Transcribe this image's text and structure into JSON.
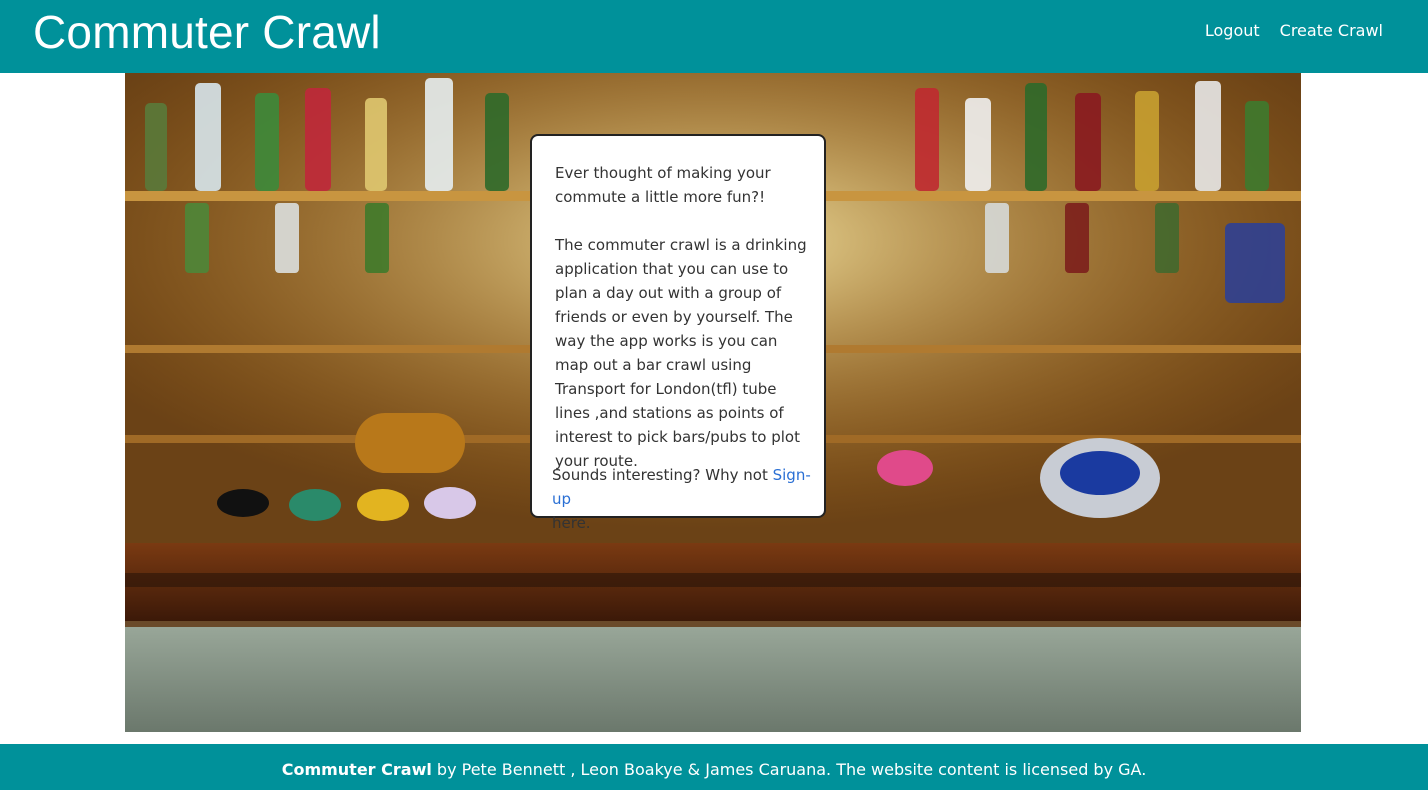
{
  "navbar": {
    "brand": "Commuter Crawl",
    "links": [
      "Logout",
      "Create Crawl"
    ]
  },
  "hero": {
    "image_description_icon": "bar-photo"
  },
  "info_card": {
    "intro": "Ever thought of making your commute a little more fun?!",
    "body": "The commuter crawl is a drinking application that you can use to plan a day out with a group of friends or even by yourself. The way the app works is you can map out a bar crawl using Transport for London(tfl) tube lines ,and stations as points of interest to pick bars/pubs to plot your route.",
    "cta_prefix": "Sounds interesting? Why not ",
    "cta_link": "Sign-up",
    "cta_suffix": "here."
  },
  "footer": {
    "brand": "Commuter Crawl",
    "text": " by Pete Bennett , Leon Boakye & James Caruana. The website content is licensed by GA."
  },
  "colors": {
    "navbar_bg": "#00919a",
    "footer_bg": "#00919a",
    "link": "#2a6fd4"
  }
}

___

● Directive:
Out of the preceding entries, pull every line containing the string "your".

● Written solution:
    "intro": "Ever thought of making your commute a little more fun?!",
    "body": "The commuter crawl is a drinking application that you can use to plan a day out with a group of friends or even by yourself. The way the app works is you can map out a bar crawl using Transport for London(tfl) tube lines ,and stations as points of interest to pick bars/pubs to plot your route.",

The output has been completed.